▶
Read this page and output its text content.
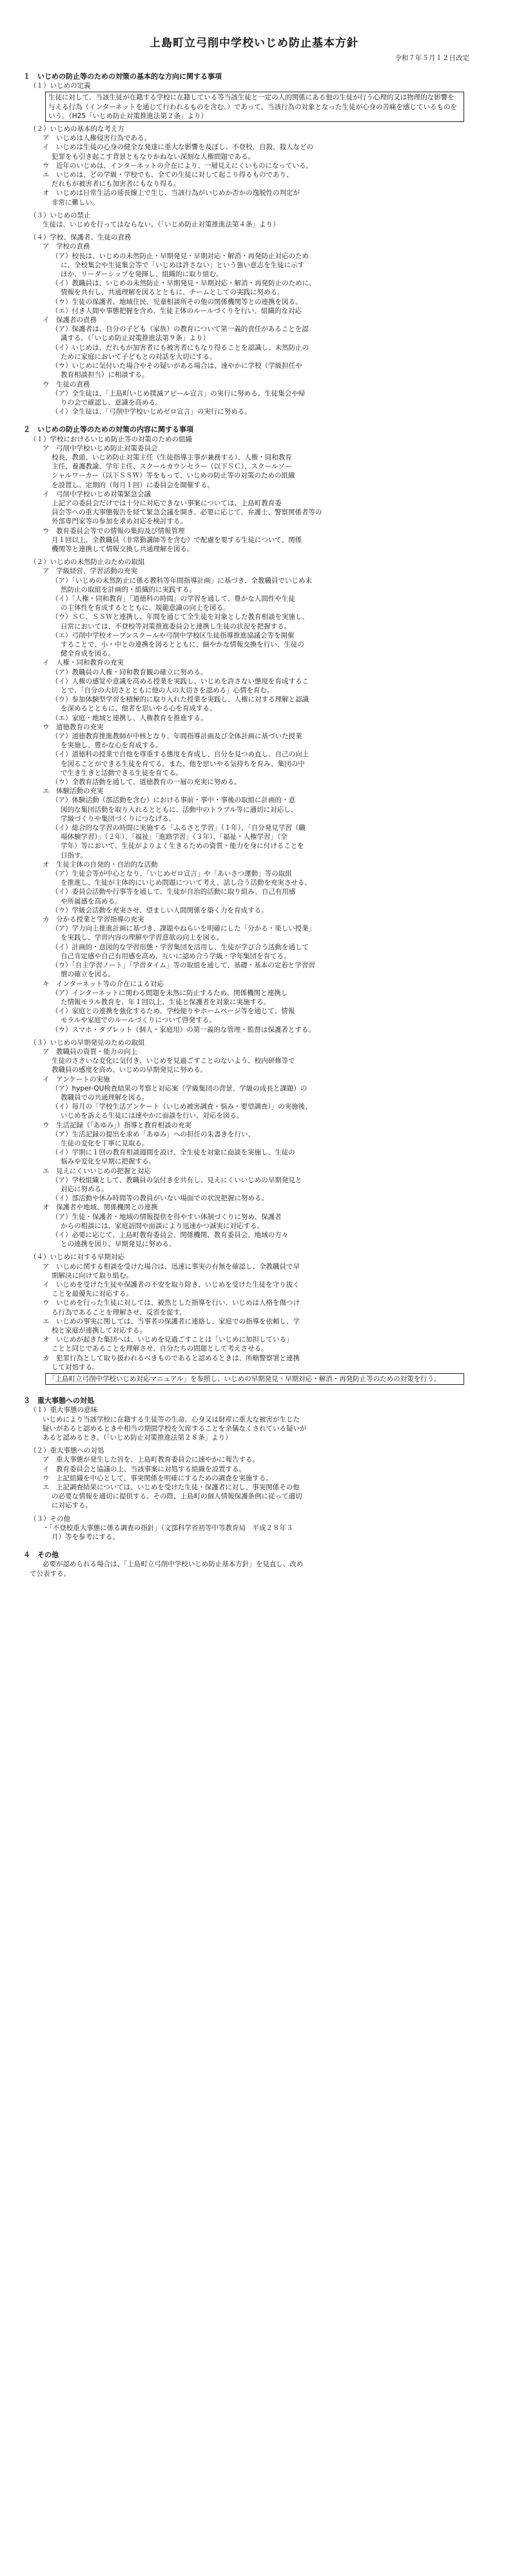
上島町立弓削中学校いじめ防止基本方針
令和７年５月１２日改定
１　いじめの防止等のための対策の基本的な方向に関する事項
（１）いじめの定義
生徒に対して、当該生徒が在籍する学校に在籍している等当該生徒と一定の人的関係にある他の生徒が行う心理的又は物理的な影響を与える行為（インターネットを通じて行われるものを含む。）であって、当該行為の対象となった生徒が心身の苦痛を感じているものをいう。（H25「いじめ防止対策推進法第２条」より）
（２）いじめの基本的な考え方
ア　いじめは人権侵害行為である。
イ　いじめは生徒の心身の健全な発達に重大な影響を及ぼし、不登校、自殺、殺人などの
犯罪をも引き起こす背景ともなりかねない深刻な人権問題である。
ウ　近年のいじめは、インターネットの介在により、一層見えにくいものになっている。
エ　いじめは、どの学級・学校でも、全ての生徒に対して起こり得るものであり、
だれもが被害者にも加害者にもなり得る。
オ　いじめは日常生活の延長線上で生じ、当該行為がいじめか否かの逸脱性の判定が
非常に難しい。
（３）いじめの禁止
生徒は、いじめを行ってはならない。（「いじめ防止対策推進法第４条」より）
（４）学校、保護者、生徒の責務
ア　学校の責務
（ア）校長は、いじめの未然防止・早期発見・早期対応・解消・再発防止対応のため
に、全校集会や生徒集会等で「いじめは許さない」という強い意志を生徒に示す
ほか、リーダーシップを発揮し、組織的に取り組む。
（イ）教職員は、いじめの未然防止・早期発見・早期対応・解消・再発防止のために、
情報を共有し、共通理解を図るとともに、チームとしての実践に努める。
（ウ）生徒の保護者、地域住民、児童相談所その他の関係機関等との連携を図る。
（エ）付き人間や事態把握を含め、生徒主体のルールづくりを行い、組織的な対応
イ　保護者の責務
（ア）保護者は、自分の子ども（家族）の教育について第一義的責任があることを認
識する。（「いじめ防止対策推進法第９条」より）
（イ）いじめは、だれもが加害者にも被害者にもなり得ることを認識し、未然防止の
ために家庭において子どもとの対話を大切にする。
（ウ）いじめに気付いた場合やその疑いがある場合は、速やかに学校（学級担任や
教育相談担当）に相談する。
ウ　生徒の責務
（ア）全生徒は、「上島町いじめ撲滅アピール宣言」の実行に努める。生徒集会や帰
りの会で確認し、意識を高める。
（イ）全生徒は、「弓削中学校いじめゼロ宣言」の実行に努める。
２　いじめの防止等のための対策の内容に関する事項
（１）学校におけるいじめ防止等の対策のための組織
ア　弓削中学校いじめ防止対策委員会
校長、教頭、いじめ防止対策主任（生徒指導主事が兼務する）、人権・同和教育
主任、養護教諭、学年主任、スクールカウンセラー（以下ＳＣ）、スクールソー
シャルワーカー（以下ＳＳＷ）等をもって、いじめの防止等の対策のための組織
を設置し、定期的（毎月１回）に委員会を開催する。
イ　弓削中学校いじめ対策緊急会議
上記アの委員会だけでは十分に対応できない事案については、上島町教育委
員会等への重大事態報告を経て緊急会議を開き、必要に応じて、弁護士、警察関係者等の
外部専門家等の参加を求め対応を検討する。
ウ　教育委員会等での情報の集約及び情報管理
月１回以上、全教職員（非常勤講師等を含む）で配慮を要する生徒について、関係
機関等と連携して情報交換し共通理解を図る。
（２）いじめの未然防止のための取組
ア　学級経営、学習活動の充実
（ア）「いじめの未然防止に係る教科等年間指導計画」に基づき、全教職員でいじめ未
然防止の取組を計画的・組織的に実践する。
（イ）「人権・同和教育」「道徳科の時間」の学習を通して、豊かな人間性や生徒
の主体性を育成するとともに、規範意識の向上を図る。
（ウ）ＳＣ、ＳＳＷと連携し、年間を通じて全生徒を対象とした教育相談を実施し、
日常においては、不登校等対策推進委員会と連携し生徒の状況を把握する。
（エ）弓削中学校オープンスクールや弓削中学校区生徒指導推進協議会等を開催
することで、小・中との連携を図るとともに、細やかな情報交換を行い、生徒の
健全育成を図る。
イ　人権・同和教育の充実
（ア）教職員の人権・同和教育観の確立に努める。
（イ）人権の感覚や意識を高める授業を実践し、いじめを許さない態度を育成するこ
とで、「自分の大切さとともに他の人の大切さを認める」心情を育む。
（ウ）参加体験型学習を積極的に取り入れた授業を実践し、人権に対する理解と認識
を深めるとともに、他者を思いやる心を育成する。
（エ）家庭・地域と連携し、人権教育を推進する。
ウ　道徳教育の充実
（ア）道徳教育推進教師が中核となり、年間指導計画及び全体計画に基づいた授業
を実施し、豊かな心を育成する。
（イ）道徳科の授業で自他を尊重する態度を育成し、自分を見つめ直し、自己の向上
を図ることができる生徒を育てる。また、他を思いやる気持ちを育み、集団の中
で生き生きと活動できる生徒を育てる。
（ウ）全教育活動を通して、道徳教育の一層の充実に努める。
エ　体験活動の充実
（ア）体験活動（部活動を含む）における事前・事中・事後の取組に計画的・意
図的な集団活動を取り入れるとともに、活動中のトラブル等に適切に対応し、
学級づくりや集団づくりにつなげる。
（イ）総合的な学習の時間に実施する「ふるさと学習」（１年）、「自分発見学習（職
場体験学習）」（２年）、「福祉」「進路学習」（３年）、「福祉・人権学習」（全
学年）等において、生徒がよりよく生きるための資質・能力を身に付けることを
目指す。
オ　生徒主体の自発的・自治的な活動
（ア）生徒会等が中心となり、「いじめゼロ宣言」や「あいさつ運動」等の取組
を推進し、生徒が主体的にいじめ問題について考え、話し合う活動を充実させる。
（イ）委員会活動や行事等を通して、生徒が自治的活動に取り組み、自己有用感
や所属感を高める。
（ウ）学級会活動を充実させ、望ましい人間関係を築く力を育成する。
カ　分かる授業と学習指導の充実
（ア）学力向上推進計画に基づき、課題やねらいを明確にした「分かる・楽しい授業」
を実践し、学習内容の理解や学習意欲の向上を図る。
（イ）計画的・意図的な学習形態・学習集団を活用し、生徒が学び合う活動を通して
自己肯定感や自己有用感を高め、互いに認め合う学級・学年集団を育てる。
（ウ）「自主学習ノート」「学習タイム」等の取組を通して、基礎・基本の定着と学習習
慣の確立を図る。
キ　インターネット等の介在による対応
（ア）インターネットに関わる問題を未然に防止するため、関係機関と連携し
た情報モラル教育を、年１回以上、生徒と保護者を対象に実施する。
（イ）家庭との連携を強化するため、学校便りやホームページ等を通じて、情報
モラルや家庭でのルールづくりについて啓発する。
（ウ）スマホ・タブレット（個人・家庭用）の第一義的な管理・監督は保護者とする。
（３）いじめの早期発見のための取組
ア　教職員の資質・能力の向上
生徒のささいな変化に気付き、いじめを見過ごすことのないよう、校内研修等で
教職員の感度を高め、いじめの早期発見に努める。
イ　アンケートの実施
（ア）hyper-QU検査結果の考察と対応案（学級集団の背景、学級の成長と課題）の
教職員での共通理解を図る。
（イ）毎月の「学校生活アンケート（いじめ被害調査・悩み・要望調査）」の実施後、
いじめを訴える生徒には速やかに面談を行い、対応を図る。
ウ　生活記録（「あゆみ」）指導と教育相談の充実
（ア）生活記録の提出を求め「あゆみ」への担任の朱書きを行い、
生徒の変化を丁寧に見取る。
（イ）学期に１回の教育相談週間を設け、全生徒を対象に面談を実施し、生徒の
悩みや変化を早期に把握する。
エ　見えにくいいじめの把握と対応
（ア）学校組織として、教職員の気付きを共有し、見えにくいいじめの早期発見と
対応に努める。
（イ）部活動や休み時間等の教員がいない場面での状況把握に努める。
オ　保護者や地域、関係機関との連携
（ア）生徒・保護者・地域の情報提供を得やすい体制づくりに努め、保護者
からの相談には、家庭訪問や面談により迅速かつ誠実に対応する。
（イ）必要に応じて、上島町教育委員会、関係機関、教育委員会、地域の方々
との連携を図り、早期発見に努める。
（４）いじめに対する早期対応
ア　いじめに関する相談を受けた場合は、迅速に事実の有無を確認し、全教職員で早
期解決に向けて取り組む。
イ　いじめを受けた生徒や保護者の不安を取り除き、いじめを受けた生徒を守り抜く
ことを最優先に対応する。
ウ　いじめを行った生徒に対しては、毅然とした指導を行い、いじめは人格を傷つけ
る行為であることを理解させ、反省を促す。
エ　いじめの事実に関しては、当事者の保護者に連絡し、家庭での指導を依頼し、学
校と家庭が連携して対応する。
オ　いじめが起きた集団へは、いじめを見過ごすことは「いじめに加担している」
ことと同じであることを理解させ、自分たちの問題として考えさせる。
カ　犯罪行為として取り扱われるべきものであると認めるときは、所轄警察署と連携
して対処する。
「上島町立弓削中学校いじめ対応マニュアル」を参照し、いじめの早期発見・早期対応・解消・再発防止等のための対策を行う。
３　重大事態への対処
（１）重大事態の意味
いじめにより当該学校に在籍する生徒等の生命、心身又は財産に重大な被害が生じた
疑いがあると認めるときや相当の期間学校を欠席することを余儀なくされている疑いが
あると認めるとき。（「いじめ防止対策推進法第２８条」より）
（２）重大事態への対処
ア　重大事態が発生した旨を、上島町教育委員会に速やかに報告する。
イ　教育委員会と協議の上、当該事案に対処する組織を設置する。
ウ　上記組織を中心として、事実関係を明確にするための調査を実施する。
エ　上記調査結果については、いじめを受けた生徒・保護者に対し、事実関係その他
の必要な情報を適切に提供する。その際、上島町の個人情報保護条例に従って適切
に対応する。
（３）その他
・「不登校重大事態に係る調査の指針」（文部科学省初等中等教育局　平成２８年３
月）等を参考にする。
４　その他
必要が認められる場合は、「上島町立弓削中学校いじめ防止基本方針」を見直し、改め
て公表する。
◀
** EXERCISE DESCRIPTION **
Copy the lines from the entries above in which the word "必要に応じて" appears.

** FINAL RESULT **
員会等への重大事態報告を経て緊急会議を開き、必要に応じて、弁護士、警察関係者等の
（イ）必要に応じて、上島町教育委員会、関係機関、教育委員会、地域の方々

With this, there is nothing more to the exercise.